-- START RECORDS FOR THE EXERCISE --
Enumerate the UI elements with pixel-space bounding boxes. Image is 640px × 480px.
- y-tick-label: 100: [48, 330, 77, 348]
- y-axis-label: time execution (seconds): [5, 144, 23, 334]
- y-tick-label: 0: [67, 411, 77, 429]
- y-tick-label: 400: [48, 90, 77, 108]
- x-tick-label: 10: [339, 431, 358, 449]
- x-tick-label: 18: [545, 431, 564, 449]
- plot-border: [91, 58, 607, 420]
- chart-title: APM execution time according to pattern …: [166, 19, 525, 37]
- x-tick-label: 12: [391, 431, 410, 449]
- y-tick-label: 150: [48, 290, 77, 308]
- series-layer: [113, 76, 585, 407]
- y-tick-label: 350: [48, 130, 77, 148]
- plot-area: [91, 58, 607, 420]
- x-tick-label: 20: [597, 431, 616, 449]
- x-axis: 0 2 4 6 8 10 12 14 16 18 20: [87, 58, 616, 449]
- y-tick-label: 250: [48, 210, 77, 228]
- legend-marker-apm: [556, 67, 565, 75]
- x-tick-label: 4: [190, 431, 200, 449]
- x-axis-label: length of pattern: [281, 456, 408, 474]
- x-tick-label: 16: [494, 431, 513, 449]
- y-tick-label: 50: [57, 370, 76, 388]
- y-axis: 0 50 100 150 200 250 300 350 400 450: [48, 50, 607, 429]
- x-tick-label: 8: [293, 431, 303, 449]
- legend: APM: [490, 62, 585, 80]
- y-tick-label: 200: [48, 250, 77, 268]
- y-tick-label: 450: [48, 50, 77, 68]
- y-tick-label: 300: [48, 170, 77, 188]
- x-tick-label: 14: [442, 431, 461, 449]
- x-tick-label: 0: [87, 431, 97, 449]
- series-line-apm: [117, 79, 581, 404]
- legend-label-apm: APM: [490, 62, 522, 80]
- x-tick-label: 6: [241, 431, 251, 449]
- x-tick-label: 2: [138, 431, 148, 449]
-- END RECORDS FOR THE EXERCISE --
Retype every line of the records above, character for character.

[RESULT OF THIS EXERCISE]
Enumerate the UI elements with pixel-space bounding boxes. Image is 640px × 480px.
- y-tick-label: 100: [48, 330, 77, 348]
- y-axis-label: time execution (seconds): [5, 144, 23, 334]
- y-tick-label: 0: [67, 411, 77, 429]
- y-tick-label: 400: [48, 90, 77, 108]
- x-tick-label: 10: [339, 431, 358, 449]
- x-tick-label: 18: [545, 431, 564, 449]
- plot-border: [91, 58, 607, 420]
- chart-title: APM execution time according to pattern …: [166, 19, 525, 37]
- x-tick-label: 12: [391, 431, 410, 449]
- y-tick-label: 150: [48, 290, 77, 308]
- series-layer: [113, 76, 585, 407]
- y-tick-label: 350: [48, 130, 77, 148]
- plot-area: [91, 58, 607, 420]
- x-tick-label: 20: [597, 431, 616, 449]
- x-axis: 0 2 4 6 8 10 12 14 16 18 20: [87, 58, 616, 449]
- y-tick-label: 250: [48, 210, 77, 228]
- legend-marker-apm: [556, 67, 565, 75]
- x-tick-label: 4: [190, 431, 200, 449]
- x-axis-label: length of pattern: [281, 456, 408, 474]
- x-tick-label: 16: [494, 431, 513, 449]
- y-tick-label: 50: [57, 370, 76, 388]
- y-axis: 0 50 100 150 200 250 300 350 400 450: [48, 50, 607, 429]
- x-tick-label: 8: [293, 431, 303, 449]
- legend: APM: [490, 62, 585, 80]
- y-tick-label: 200: [48, 250, 77, 268]
- y-tick-label: 450: [48, 50, 77, 68]
- y-tick-label: 300: [48, 170, 77, 188]
- x-tick-label: 14: [442, 431, 461, 449]
- x-tick-label: 0: [87, 431, 97, 449]
- series-line-apm: [117, 79, 581, 404]
- legend-label-apm: APM: [490, 62, 522, 80]
- x-tick-label: 6: [241, 431, 251, 449]
- x-tick-label: 2: [138, 431, 148, 449]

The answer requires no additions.